Entries shown:

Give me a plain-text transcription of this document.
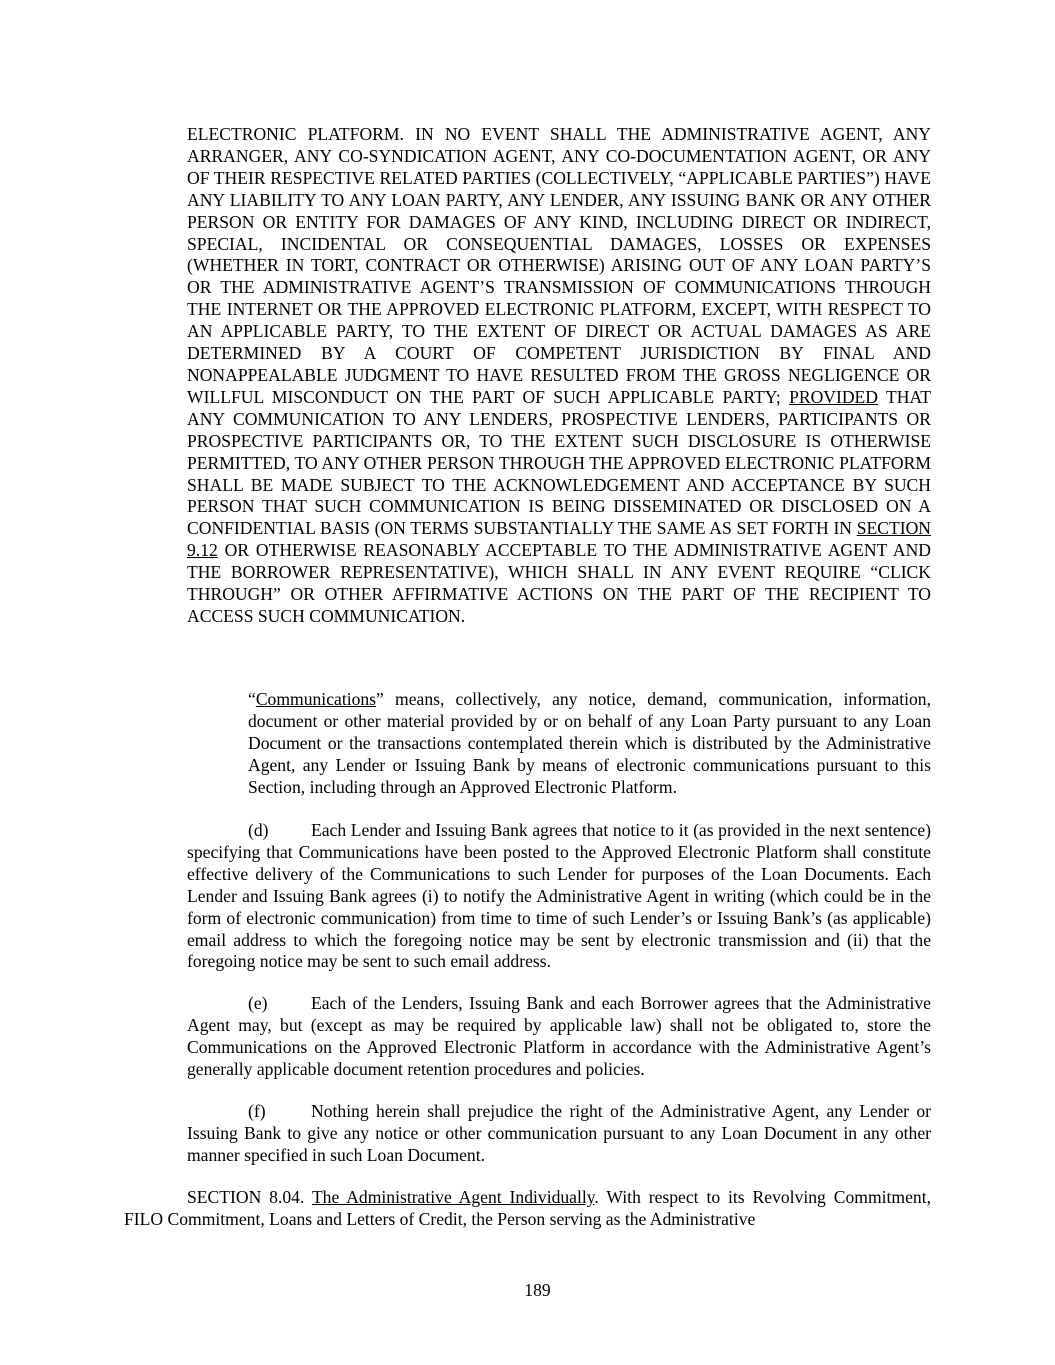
ELECTRONIC PLATFORM. IN NO EVENT SHALL THE ADMINISTRATIVE AGENT, ANY ARRANGER, ANY CO-SYNDICATION AGENT, ANY CO-DOCUMENTATION AGENT, OR ANY OF THEIR RESPECTIVE RELATED PARTIES (COLLECTIVELY, “APPLICABLE PARTIES”) HAVE ANY LIABILITY TO ANY LOAN PARTY, ANY LENDER, ANY ISSUING BANK OR ANY OTHER PERSON OR ENTITY FOR DAMAGES OF ANY KIND, INCLUDING DIRECT OR INDIRECT, SPECIAL, INCIDENTAL OR CONSEQUENTIAL DAMAGES, LOSSES OR EXPENSES (WHETHER IN TORT, CONTRACT OR OTHERWISE) ARISING OUT OF ANY LOAN PARTY’S OR THE ADMINISTRATIVE AGENT’S TRANSMISSION OF COMMUNICATIONS THROUGH THE INTERNET OR THE APPROVED ELECTRONIC PLATFORM, EXCEPT, WITH RESPECT TO AN APPLICABLE PARTY, TO THE EXTENT OF DIRECT OR ACTUAL DAMAGES AS ARE DETERMINED BY A COURT OF COMPETENT JURISDICTION BY FINAL AND NONAPPEALABLE JUDGMENT TO HAVE RESULTED FROM THE GROSS NEGLIGENCE OR WILLFUL MISCONDUCT ON THE PART OF SUCH APPLICABLE PARTY; PROVIDED THAT ANY COMMUNICATION TO ANY LENDERS, PROSPECTIVE LENDERS, PARTICIPANTS OR PROSPECTIVE PARTICIPANTS OR, TO THE EXTENT SUCH DISCLOSURE IS OTHERWISE PERMITTED, TO ANY OTHER PERSON THROUGH THE APPROVED ELECTRONIC PLATFORM SHALL BE MADE SUBJECT TO THE ACKNOWLEDGEMENT AND ACCEPTANCE BY SUCH PERSON THAT SUCH COMMUNICATION IS BEING DISSEMINATED OR DISCLOSED ON A CONFIDENTIAL BASIS (ON TERMS SUBSTANTIALLY THE SAME AS SET FORTH IN SECTION 9.12 OR OTHERWISE REASONABLY ACCEPTABLE TO THE ADMINISTRATIVE AGENT AND THE BORROWER REPRESENTATIVE), WHICH SHALL IN ANY EVENT REQUIRE “CLICK THROUGH” OR OTHER AFFIRMATIVE ACTIONS ON THE PART OF THE RECIPIENT TO ACCESS SUCH COMMUNICATION.
“Communications” means, collectively, any notice, demand, communication, information, document or other material provided by or on behalf of any Loan Party pursuant to any Loan Document or the transactions contemplated therein which is distributed by the Administrative Agent, any Lender or Issuing Bank by means of electronic communications pursuant to this Section, including through an Approved Electronic Platform.
(d) Each Lender and Issuing Bank agrees that notice to it (as provided in the next sentence) specifying that Communications have been posted to the Approved Electronic Platform shall constitute effective delivery of the Communications to such Lender for purposes of the Loan Documents. Each Lender and Issuing Bank agrees (i) to notify the Administrative Agent in writing (which could be in the form of electronic communication) from time to time of such Lender’s or Issuing Bank’s (as applicable) email address to which the foregoing notice may be sent by electronic transmission and (ii) that the foregoing notice may be sent to such email address.
(e) Each of the Lenders, Issuing Bank and each Borrower agrees that the Administrative Agent may, but (except as may be required by applicable law) shall not be obligated to, store the Communications on the Approved Electronic Platform in accordance with the Administrative Agent’s generally applicable document retention procedures and policies.
(f)	Nothing herein shall prejudice the right of the Administrative Agent, any Lender or Issuing Bank to give any notice or other communication pursuant to any Loan Document in any other manner specified in such Loan Document.
SECTION 8.04. The Administrative Agent Individually. With respect to its Revolving Commitment, FILO Commitment, Loans and Letters of Credit, the Person serving as the Administrative
189
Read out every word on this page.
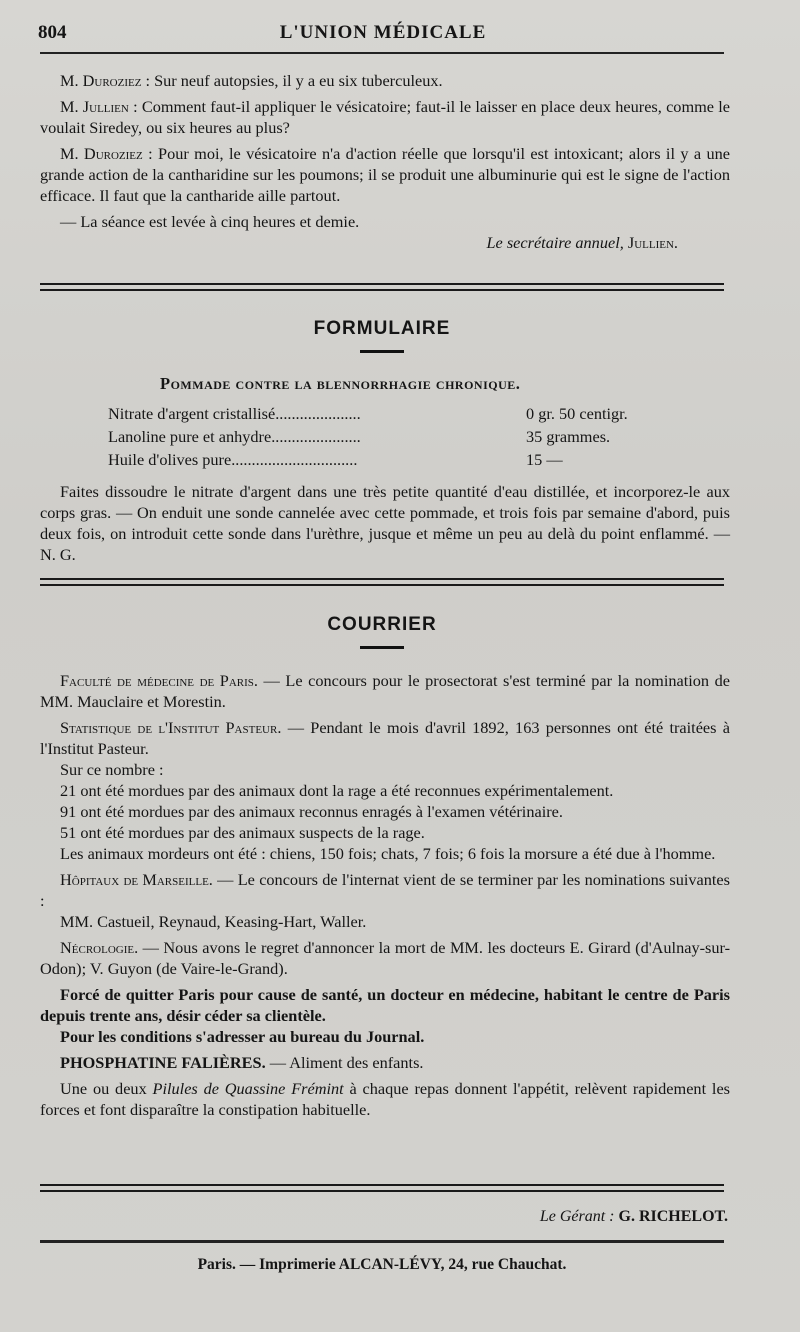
804	L'UNION MÉDICALE

M. Duroziez : Sur neuf autopsies, il y a eu six tuberculeux.

M. Jullien : Comment faut-il appliquer le vésicatoire; faut-il le laisser en place deux heures, comme le voulait Siredey, ou six heures au plus?

M. Duroziez : Pour moi, le vésicatoire n'a d'action réelle que lorsqu'il est intoxicant; alors il y a une grande action de la cantharidine sur les poumons; il se produit une albuminurie qui est le signe de l'action efficace. Il faut que la cantharide aille partout.

— La séance est levée à cinq heures et demie.

Le secrétaire annuel, Jullien.

FORMULAIRE
Pommade contre la blennorrhagie chronique.
Nitrate d'argent cristallisé.....................	0 gr. 50 centigr.
Lanoline pure et anhydre......................	35 grammes.
Huile d'olives pure...............................	15 —

Faites dissoudre le nitrate d'argent dans une très petite quantité d'eau distillée, et incorporez-le aux corps gras. — On enduit une sonde cannelée avec cette pommade, et trois fois par semaine d'abord, puis deux fois, on introduit cette sonde dans l'urèthre, jusque et même un peu au delà du point enflammé. — N. G.

COURRIER

Faculté de médecine de Paris. — Le concours pour le prosectorat s'est terminé par la nomination de MM. Mauclaire et Morestin.

Statistique de l'Institut Pasteur. — Pendant le mois d'avril 1892, 163 personnes ont été traitées à l'Institut Pasteur.

Sur ce nombre :

21 ont été mordues par des animaux dont la rage a été reconnues expérimentalement.

91 ont été mordues par des animaux reconnus enragés à l'examen vétérinaire.

51 ont été mordues par des animaux suspects de la rage.

Les animaux mordeurs ont été : chiens, 150 fois; chats, 7 fois; 6 fois la morsure a été due à l'homme.

Hôpitaux de Marseille. — Le concours de l'internat vient de se terminer par les nominations suivantes :

MM. Castueil, Reynaud, Keasing-Hart, Waller.

Nécrologie. — Nous avons le regret d'annoncer la mort de MM. les docteurs E. Girard (d'Aulnay-sur-Odon); V. Guyon (de Vaire-le-Grand).

Forcé de quitter Paris pour cause de santé, un docteur en médecine, habitant le centre de Paris depuis trente ans, désir céder sa clientèle.

Pour les conditions s'adresser au bureau du Journal.

PHOSPHATINE FALIÈRES. — Aliment des enfants.

Une ou deux Pilules de Quassine Frémint à chaque repas donnent l'appétit, relèvent rapidement les forces et font disparaître la constipation habituelle.

Le Gérant : G. RICHELOT.
Paris. — Imprimerie ALCAN-LÉVY, 24, rue Chauchat.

Goal: In the records above, find each line holding "rage" and copy it.

Written answer:
21 ont été mordues par des animaux dont la rage a été reconnues expérimentalement.
51 ont été mordues par des animaux suspects de la rage.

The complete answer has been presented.